### Instruction:
Pull every line of the entries that has the word "kind".

------------------------------------------------

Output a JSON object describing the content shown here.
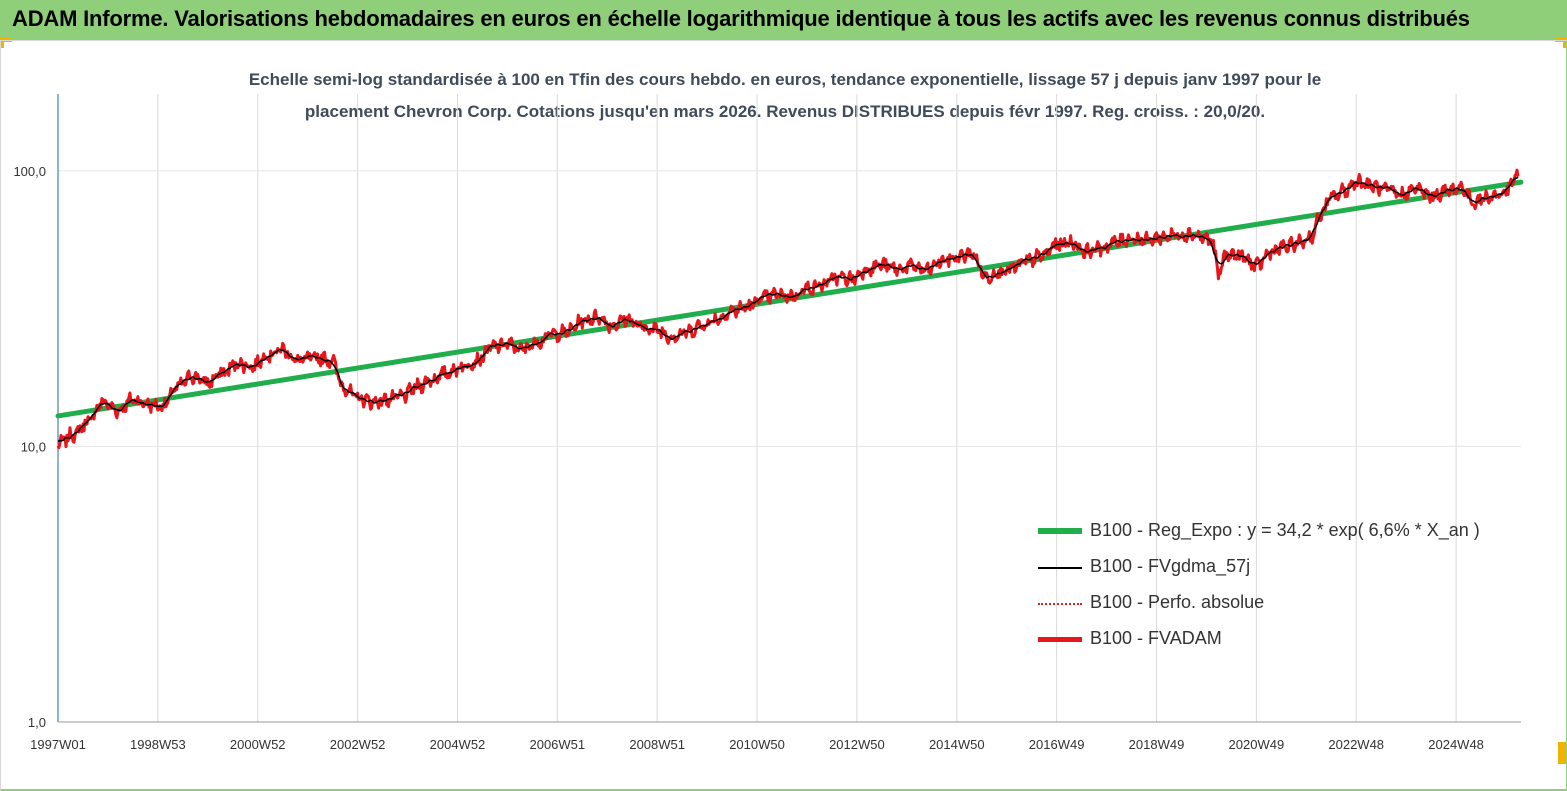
{
  "header": {
    "title": "ADAM Informe. Valorisations hebdomadaires en euros en échelle logarithmique identique à tous les actifs avec les revenus connus distribués"
  },
  "chart_data": {
    "type": "line",
    "subtitle_line1": "Echelle semi-log standardisée à 100 en Tfin des cours hebdo. en euros, tendance exponentielle, lissage 57 j depuis janv 1997 pour le",
    "subtitle_line2": "placement Chevron Corp. Cotations jusqu'en mars 2026. Revenus DISTRIBUES depuis févr 1997. Reg. croiss. : 20,0/20.",
    "y_scale": "log",
    "ylim": [
      1,
      190
    ],
    "xlim": [
      1997.0,
      2026.3
    ],
    "y_ticks": [
      {
        "value": 1,
        "label": "1,0"
      },
      {
        "value": 10,
        "label": "10,0"
      },
      {
        "value": 100,
        "label": "100,0"
      }
    ],
    "x_ticks": [
      {
        "value": 1997.0,
        "label": "1997W01"
      },
      {
        "value": 1999.0,
        "label": "1998W53"
      },
      {
        "value": 2001.0,
        "label": "2000W52"
      },
      {
        "value": 2003.0,
        "label": "2002W52"
      },
      {
        "value": 2005.0,
        "label": "2004W52"
      },
      {
        "value": 2007.0,
        "label": "2006W51"
      },
      {
        "value": 2009.0,
        "label": "2008W51"
      },
      {
        "value": 2011.0,
        "label": "2010W50"
      },
      {
        "value": 2013.0,
        "label": "2012W50"
      },
      {
        "value": 2015.0,
        "label": "2014W50"
      },
      {
        "value": 2017.0,
        "label": "2016W49"
      },
      {
        "value": 2019.0,
        "label": "2018W49"
      },
      {
        "value": 2021.0,
        "label": "2020W49"
      },
      {
        "value": 2023.0,
        "label": "2022W48"
      },
      {
        "value": 2025.0,
        "label": "2024W48"
      }
    ],
    "grid": "vertical",
    "legend_position": "bottom-right",
    "anchor_points": [
      [
        1997.0,
        10.2
      ],
      [
        1997.3,
        11.0
      ],
      [
        1997.6,
        12.3
      ],
      [
        1997.9,
        14.5
      ],
      [
        1998.2,
        13.5
      ],
      [
        1998.5,
        14.8
      ],
      [
        1998.8,
        14.2
      ],
      [
        1999.1,
        14.0
      ],
      [
        1999.4,
        16.5
      ],
      [
        1999.7,
        18.0
      ],
      [
        2000.0,
        17.0
      ],
      [
        2000.3,
        18.5
      ],
      [
        2000.6,
        20.0
      ],
      [
        2000.9,
        19.5
      ],
      [
        2001.2,
        21.5
      ],
      [
        2001.5,
        22.5
      ],
      [
        2001.8,
        20.5
      ],
      [
        2002.2,
        21.0
      ],
      [
        2002.5,
        20.5
      ],
      [
        2002.7,
        16.5
      ],
      [
        2003.0,
        15.0
      ],
      [
        2003.3,
        14.5
      ],
      [
        2003.6,
        14.8
      ],
      [
        2003.9,
        15.2
      ],
      [
        2004.2,
        16.5
      ],
      [
        2004.5,
        17.5
      ],
      [
        2004.8,
        18.5
      ],
      [
        2005.1,
        19.5
      ],
      [
        2005.4,
        20.5
      ],
      [
        2005.7,
        23.0
      ],
      [
        2006.0,
        23.5
      ],
      [
        2006.3,
        22.5
      ],
      [
        2006.6,
        24.0
      ],
      [
        2006.9,
        25.5
      ],
      [
        2007.2,
        26.0
      ],
      [
        2007.5,
        28.5
      ],
      [
        2007.8,
        29.5
      ],
      [
        2008.1,
        27.5
      ],
      [
        2008.4,
        29.0
      ],
      [
        2008.7,
        27.0
      ],
      [
        2009.0,
        26.5
      ],
      [
        2009.3,
        25.0
      ],
      [
        2009.6,
        26.0
      ],
      [
        2009.9,
        27.5
      ],
      [
        2010.2,
        29.0
      ],
      [
        2010.5,
        31.0
      ],
      [
        2010.8,
        32.0
      ],
      [
        2011.1,
        34.5
      ],
      [
        2011.4,
        35.5
      ],
      [
        2011.7,
        35.0
      ],
      [
        2012.0,
        37.5
      ],
      [
        2012.3,
        38.5
      ],
      [
        2012.6,
        41.0
      ],
      [
        2012.9,
        40.5
      ],
      [
        2013.2,
        44.0
      ],
      [
        2013.5,
        45.5
      ],
      [
        2013.8,
        44.0
      ],
      [
        2014.1,
        45.0
      ],
      [
        2014.4,
        43.5
      ],
      [
        2014.7,
        47.0
      ],
      [
        2015.0,
        48.5
      ],
      [
        2015.3,
        50.0
      ],
      [
        2015.6,
        41.0
      ],
      [
        2015.8,
        43.0
      ],
      [
        2016.1,
        44.0
      ],
      [
        2016.4,
        47.0
      ],
      [
        2016.7,
        49.0
      ],
      [
        2017.0,
        54.0
      ],
      [
        2017.3,
        55.0
      ],
      [
        2017.6,
        51.0
      ],
      [
        2017.9,
        52.5
      ],
      [
        2018.2,
        55.0
      ],
      [
        2018.5,
        57.0
      ],
      [
        2018.8,
        56.0
      ],
      [
        2019.1,
        57.5
      ],
      [
        2019.4,
        58.5
      ],
      [
        2019.7,
        59.0
      ],
      [
        2019.9,
        57.5
      ],
      [
        2020.1,
        56.0
      ],
      [
        2020.25,
        42.5
      ],
      [
        2020.4,
        50.0
      ],
      [
        2020.7,
        49.0
      ],
      [
        2021.0,
        45.0
      ],
      [
        2021.3,
        51.0
      ],
      [
        2021.6,
        53.0
      ],
      [
        2021.9,
        55.0
      ],
      [
        2022.1,
        58.0
      ],
      [
        2022.3,
        70.0
      ],
      [
        2022.5,
        80.0
      ],
      [
        2022.8,
        85.0
      ],
      [
        2023.0,
        92.0
      ],
      [
        2023.3,
        88.0
      ],
      [
        2023.6,
        85.0
      ],
      [
        2023.9,
        82.0
      ],
      [
        2024.2,
        86.0
      ],
      [
        2024.5,
        81.0
      ],
      [
        2024.8,
        84.0
      ],
      [
        2025.1,
        87.0
      ],
      [
        2025.35,
        77.0
      ],
      [
        2025.6,
        80.0
      ],
      [
        2025.9,
        82.0
      ],
      [
        2026.1,
        88.0
      ],
      [
        2026.25,
        100.0
      ]
    ],
    "series": [
      {
        "name": "B100 - Reg_Expo : y = 34,2 * exp( 6,6% *  X_an )",
        "color": "#1fae4b",
        "style": "thick",
        "kind": "trend",
        "start": [
          1997.0,
          12.9
        ],
        "end": [
          2026.3,
          91.0
        ]
      },
      {
        "name": "B100 - FVgdma_57j",
        "color": "#000000",
        "style": "thin",
        "kind": "smoothed"
      },
      {
        "name": "B100 - Perfo. absolue",
        "color": "#e0201b",
        "style": "dotted",
        "kind": "hidden"
      },
      {
        "name": "B100 - FVADAM",
        "color": "#e8151b",
        "style": "thick",
        "kind": "raw"
      }
    ]
  }
}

------------------------------------------------

### Reply to the exercise:
        "kind": "trend",
        "kind": "smoothed"
        "kind": "hidden"
        "kind": "raw"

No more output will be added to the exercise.